Do this:
From the listing below, return each line that includes "Тарского".

Records for processing:
▼

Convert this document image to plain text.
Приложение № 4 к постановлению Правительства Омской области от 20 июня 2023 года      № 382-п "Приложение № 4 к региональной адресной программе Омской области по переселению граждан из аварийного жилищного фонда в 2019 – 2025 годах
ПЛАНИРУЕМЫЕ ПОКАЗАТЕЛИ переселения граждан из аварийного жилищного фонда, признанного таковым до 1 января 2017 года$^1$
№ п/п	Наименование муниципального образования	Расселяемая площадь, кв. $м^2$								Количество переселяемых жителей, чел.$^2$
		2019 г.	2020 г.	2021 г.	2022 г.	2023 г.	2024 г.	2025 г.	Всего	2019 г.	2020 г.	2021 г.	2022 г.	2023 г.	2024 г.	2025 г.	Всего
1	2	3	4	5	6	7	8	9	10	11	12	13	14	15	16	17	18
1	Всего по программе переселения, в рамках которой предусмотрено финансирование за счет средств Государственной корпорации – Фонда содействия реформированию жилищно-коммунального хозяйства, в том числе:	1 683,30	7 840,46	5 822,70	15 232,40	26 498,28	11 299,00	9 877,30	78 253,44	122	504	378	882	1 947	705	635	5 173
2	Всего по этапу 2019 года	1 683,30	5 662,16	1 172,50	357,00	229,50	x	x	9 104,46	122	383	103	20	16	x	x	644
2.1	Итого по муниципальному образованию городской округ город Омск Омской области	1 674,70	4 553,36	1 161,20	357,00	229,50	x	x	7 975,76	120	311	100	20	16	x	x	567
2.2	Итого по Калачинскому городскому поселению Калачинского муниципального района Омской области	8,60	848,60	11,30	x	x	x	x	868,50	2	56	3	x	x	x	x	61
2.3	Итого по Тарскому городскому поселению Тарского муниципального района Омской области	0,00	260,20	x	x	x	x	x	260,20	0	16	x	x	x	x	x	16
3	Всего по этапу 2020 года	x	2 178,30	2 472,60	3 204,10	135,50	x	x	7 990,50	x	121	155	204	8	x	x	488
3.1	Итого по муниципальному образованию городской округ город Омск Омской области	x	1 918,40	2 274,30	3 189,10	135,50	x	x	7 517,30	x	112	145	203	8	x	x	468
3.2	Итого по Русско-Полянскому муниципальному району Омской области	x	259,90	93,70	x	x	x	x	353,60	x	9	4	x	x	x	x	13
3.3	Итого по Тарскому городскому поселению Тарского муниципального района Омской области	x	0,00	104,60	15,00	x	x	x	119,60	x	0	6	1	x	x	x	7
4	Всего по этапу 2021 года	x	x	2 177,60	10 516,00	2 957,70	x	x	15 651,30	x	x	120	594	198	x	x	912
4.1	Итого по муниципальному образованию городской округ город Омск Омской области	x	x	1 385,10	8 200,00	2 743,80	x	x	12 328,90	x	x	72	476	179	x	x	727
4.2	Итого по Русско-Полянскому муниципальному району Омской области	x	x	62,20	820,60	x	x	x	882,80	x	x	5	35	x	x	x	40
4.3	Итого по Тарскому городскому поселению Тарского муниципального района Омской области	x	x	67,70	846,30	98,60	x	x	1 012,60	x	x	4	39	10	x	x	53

▲

Response to the task:
2.3	Итого по Тарскому городскому поселению Тарского муниципального района Омской области	0,00	260,20	x	x	x	x	x	260,20	0	16	x	x	x	x	x	16
3.3	Итого по Тарскому городскому поселению Тарского муниципального района Омской области	x	0,00	104,60	15,00	x	x	x	119,60	x	0	6	1	x	x	x	7
4.3	Итого по Тарскому городскому поселению Тарского муниципального района Омской области	x	x	67,70	846,30	98,60	x	x	1 012,60	x	x	4	39	10	x	x	53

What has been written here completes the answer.